What the task asks: Find how many lines in the material hold the word "author", then state that number and nothing more.

● ● ●

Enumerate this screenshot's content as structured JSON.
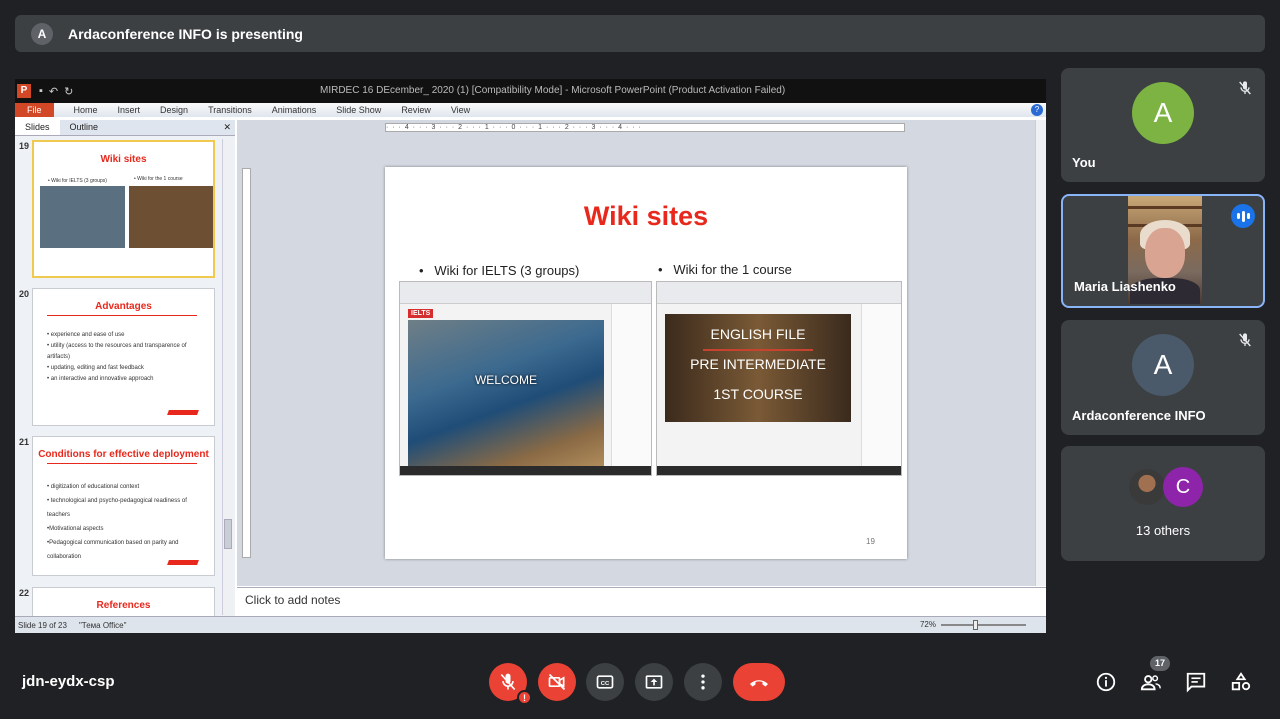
{
  "banner": {
    "avatar": "A",
    "text": "Ardaconference INFO is presenting"
  },
  "ppt": {
    "window_title": "MIRDEC 16 DEcember_ 2020 (1) [Compatibility Mode] - Microsoft PowerPoint (Product Activation Failed)",
    "ribbon_tabs": [
      "File",
      "Home",
      "Insert",
      "Design",
      "Transitions",
      "Animations",
      "Slide Show",
      "Review",
      "View"
    ],
    "panel_tabs": [
      "Slides",
      "Outline"
    ],
    "thumbs": [
      {
        "num": "19",
        "title": "Wiki sites",
        "bullets": [
          "• Wiki for IELTS (3 groups)",
          "• Wiki for the 1 course"
        ]
      },
      {
        "num": "20",
        "title": "Advantages",
        "bullets": [
          "• experience and ease of use",
          "• utility (access to the resources and transparence of",
          "artifacts)",
          "• updating, editing and fast feedback",
          "• an interactive and innovative approach"
        ]
      },
      {
        "num": "21",
        "title": "Conditions for effective deployment",
        "bullets": [
          "• digitization of educational context",
          "• technological and psycho-pedagogical readiness of",
          "teachers",
          "•Motivational aspects",
          "•Pedagogical communication based on parity and",
          "collaboration"
        ]
      },
      {
        "num": "22",
        "title": "References",
        "bullets": []
      }
    ],
    "slide": {
      "title": "Wiki sites",
      "bullet_left": "Wiki for IELTS (3 groups)",
      "bullet_right": "Wiki for the 1 course",
      "page_number": "19",
      "shot_left": {
        "badge": "IELTS",
        "hero": "WELCOME"
      },
      "shot_right": {
        "lines": [
          "ENGLISH FILE",
          "PRE INTERMEDIATE",
          "1ST COURSE"
        ]
      }
    },
    "notes_placeholder": "Click to add notes",
    "status": {
      "slide": "Slide 19 of 23",
      "theme": "\"Тема Office\"",
      "zoom": "72%"
    }
  },
  "participants": [
    {
      "name": "You",
      "avatar": "A",
      "color": "#7cb342",
      "muted": true
    },
    {
      "name": "Maria Liashenko",
      "speaking": true
    },
    {
      "name": "Ardaconference INFO",
      "avatar": "A",
      "color": "#4a5a6a",
      "muted": true
    },
    {
      "name": "13 others",
      "avatar": "C",
      "color": "#8e24aa"
    }
  ],
  "meeting": {
    "code": "jdn-eydx-csp",
    "participant_count": "17"
  }
}
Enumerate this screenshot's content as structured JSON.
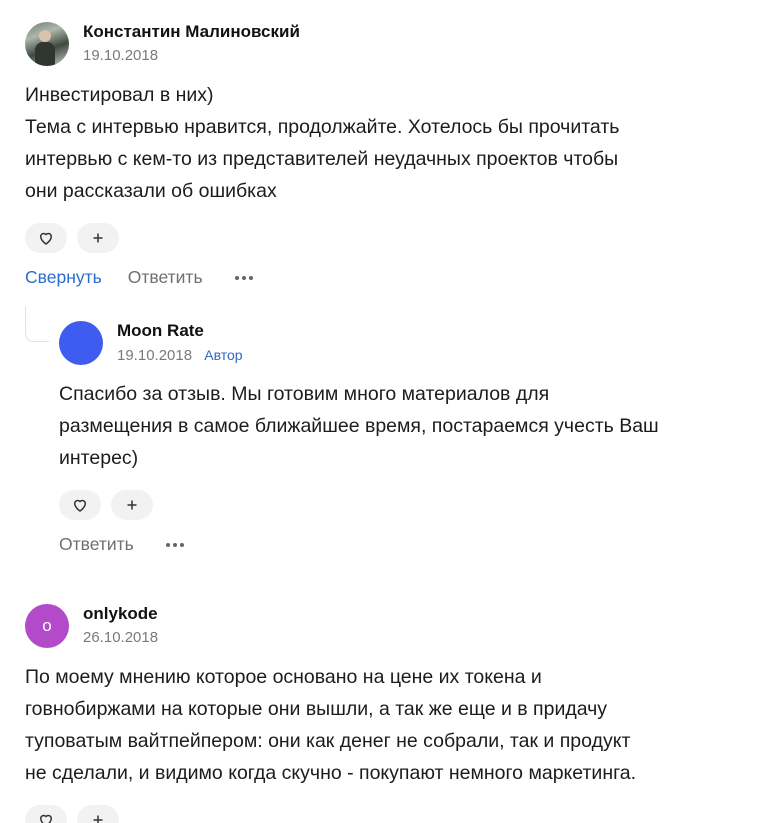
{
  "comments": [
    {
      "author": "Константин Малиновский",
      "date": "19.10.2018",
      "lines": [
        "Инвестировал в них)",
        "Тема с интервью нравится, продолжайте. Хотелось бы прочитать",
        "интервью с кем-то из представителей неудачных проектов чтобы",
        "они рассказали об ошибках"
      ],
      "collapse_label": "Свернуть",
      "reply_label": "Ответить"
    },
    {
      "author": "Moon Rate",
      "date": "19.10.2018",
      "badge": "Автор",
      "lines": [
        "Спасибо за отзыв. Мы готовим много материалов для",
        "размещения в самое ближайшее время, постараемся учесть Ваш",
        "интерес)"
      ],
      "reply_label": "Ответить"
    },
    {
      "author": "onlykode",
      "avatar_letter": "o",
      "date": "26.10.2018",
      "lines": [
        "По моему мнению которое основано на цене их токена и",
        "говнобиржами на которые они вышли, а так же еще и в придачу",
        "туповатым вайтпейпером: они как денег не собрали, так и продукт",
        "не сделали, и видимо когда скучно - покупают немного маркетинга."
      ]
    }
  ],
  "icons": {
    "like": "heart-icon",
    "add_reaction": "plus-icon",
    "more": "more-dots-icon"
  },
  "colors": {
    "link": "#2c6cd1",
    "muted": "#7a7a7a",
    "pill_bg": "#f2f2f2",
    "avatar_blue": "#3f5cf0",
    "avatar_purple": "#b24ac9"
  }
}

● ● ●

Reply to the exercise: 3